• [Written task] Within the records below, find each line that holds the string "Tian", then copy it.

• [Dataset content]
----

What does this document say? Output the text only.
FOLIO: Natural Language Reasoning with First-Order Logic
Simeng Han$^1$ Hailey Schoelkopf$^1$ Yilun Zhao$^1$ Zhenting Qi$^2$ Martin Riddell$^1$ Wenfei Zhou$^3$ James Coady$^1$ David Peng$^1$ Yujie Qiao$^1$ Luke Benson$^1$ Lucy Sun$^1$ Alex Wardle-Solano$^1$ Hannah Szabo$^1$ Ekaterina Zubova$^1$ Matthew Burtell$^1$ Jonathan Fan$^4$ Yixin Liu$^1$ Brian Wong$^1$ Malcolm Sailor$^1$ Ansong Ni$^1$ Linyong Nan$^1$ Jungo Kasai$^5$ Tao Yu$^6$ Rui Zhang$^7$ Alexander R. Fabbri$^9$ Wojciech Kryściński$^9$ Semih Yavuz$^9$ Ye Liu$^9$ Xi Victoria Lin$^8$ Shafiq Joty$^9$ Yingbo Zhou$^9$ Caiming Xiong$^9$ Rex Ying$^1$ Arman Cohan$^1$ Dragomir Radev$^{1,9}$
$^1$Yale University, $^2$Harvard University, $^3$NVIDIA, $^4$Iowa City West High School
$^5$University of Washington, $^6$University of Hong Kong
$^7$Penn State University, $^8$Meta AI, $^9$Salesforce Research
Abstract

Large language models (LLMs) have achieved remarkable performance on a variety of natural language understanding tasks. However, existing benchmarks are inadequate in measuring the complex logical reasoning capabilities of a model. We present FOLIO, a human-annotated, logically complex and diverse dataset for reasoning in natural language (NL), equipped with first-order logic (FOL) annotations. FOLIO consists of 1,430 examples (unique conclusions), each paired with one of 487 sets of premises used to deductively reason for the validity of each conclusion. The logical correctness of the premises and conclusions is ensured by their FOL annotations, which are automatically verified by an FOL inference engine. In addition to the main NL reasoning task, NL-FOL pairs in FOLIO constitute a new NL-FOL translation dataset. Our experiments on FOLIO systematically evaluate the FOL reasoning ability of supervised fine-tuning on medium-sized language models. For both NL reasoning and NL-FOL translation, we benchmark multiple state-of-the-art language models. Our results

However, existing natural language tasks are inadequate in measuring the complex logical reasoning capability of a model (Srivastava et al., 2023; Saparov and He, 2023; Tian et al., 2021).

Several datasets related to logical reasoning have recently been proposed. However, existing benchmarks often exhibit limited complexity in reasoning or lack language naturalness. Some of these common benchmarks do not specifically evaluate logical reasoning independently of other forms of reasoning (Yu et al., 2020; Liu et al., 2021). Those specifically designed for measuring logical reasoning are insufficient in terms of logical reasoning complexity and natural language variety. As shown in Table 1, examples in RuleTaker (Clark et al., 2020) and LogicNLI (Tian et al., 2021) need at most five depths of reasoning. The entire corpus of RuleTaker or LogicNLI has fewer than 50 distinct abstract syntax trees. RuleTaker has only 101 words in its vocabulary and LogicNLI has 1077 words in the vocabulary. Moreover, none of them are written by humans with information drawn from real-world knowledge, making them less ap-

----

• [Output below]
However, existing natural language tasks are inadequate in measuring the complex logical reasoning capability of a model (Srivastava et al., 2023; Saparov and He, 2023; Tian et al., 2021).
Several datasets related to logical reasoning have recently been proposed. However, existing benchmarks often exhibit limited complexity in reasoning or lack language naturalness. Some of these common benchmarks do not specifically evaluate logical reasoning independently of other forms of reasoning (Yu et al., 2020; Liu et al., 2021). Those specifically designed for measuring logical reasoning are insufficient in terms of logical reasoning complexity and natural language variety. As shown in Table 1, examples in RuleTaker (Clark et al., 2020) and LogicNLI (Tian et al., 2021) need at most five depths of reasoning. The entire corpus of RuleTaker or LogicNLI has fewer than 50 distinct abstract syntax trees. RuleTaker has only 101 words in its vocabulary and LogicNLI has 1077 words in the vocabulary. Moreover, none of them are written by humans with information drawn from real-world knowledge, making them less ap-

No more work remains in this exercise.